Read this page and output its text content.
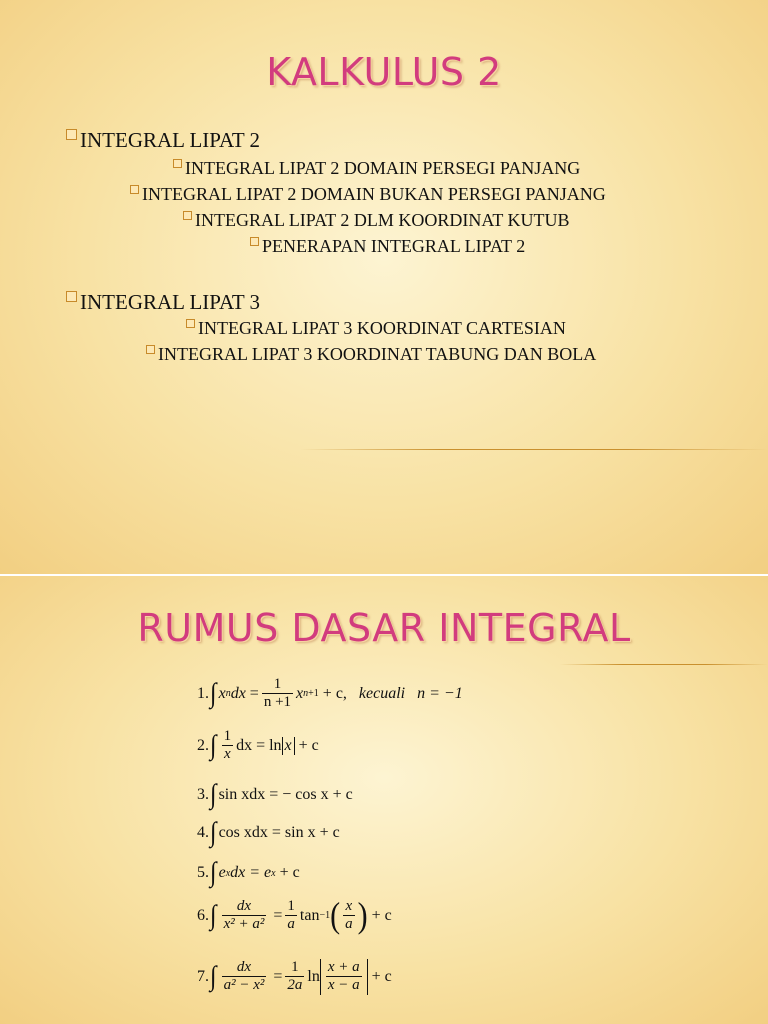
KALKULUS 2
INTEGRAL LIPAT 2
INTEGRAL LIPAT 2 DOMAIN PERSEGI PANJANG
INTEGRAL LIPAT 2 DOMAIN BUKAN PERSEGI PANJANG
INTEGRAL LIPAT 2 DLM KOORDINAT KUTUB
PENERAPAN INTEGRAL LIPAT 2
INTEGRAL LIPAT 3
INTEGRAL LIPAT 3 KOORDINAT CARTESIAN
INTEGRAL LIPAT 3 KOORDINAT TABUNG DAN BOLA
RUMUS DASAR INTEGRAL
1. ∫ x n dx = $\frac{1}{n +1}$ x n+1
+ c,
kecuali
n = −1
2. ∫ $\frac{1}{x}$ dx = ln x
+ c
3. ∫ sin xdx = − cos x + c
4. ∫ cos xdx = sin x + c
5. ∫ e x dx = e x
+ c
6. ∫ $\frac{dx}{\text{x² + a²}} = \frac{1}{a}$ tan −1 ( $\frac{x}{a}$ )
+ c
7. ∫ $\frac{dx}{\text{a² − x²}} = \frac{1}{2a}$ $\ln \frac{x + a}{x - a}$
+ c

:::

## Task requirements:
Copy out the whole listing exactly, and don't carry over any pictures.

## Exercise answer:
Read this page and output its text content.
KALKULUS 2
INTEGRAL LIPAT 2
INTEGRAL LIPAT 2 DOMAIN PERSEGI PANJANG
INTEGRAL LIPAT 2 DOMAIN BUKAN PERSEGI PANJANG
INTEGRAL LIPAT 2 DLM KOORDINAT KUTUB
PENERAPAN INTEGRAL LIPAT 2
INTEGRAL LIPAT 3
INTEGRAL LIPAT 3 KOORDINAT CARTESIAN
INTEGRAL LIPAT 3 KOORDINAT TABUNG DAN BOLA
RUMUS DASAR INTEGRAL
1. ∫ x n dx = $\frac{1}{n +1}$ x n+1
+ c,
kecuali
n = −1
2. ∫ $\frac{1}{x}$ dx = ln x
+ c
3. ∫ sin xdx = − cos x + c
4. ∫ cos xdx = sin x + c
5. ∫ e x dx = e x
+ c
6. ∫ $\frac{dx}{\text{x² + a²}} = \frac{1}{a}$ tan −1 ( $\frac{x}{a}$ )
+ c
7. ∫ $\frac{dx}{\text{a² − x²}} = \frac{1}{2a}$ $\ln \frac{x + a}{x - a}$
+ c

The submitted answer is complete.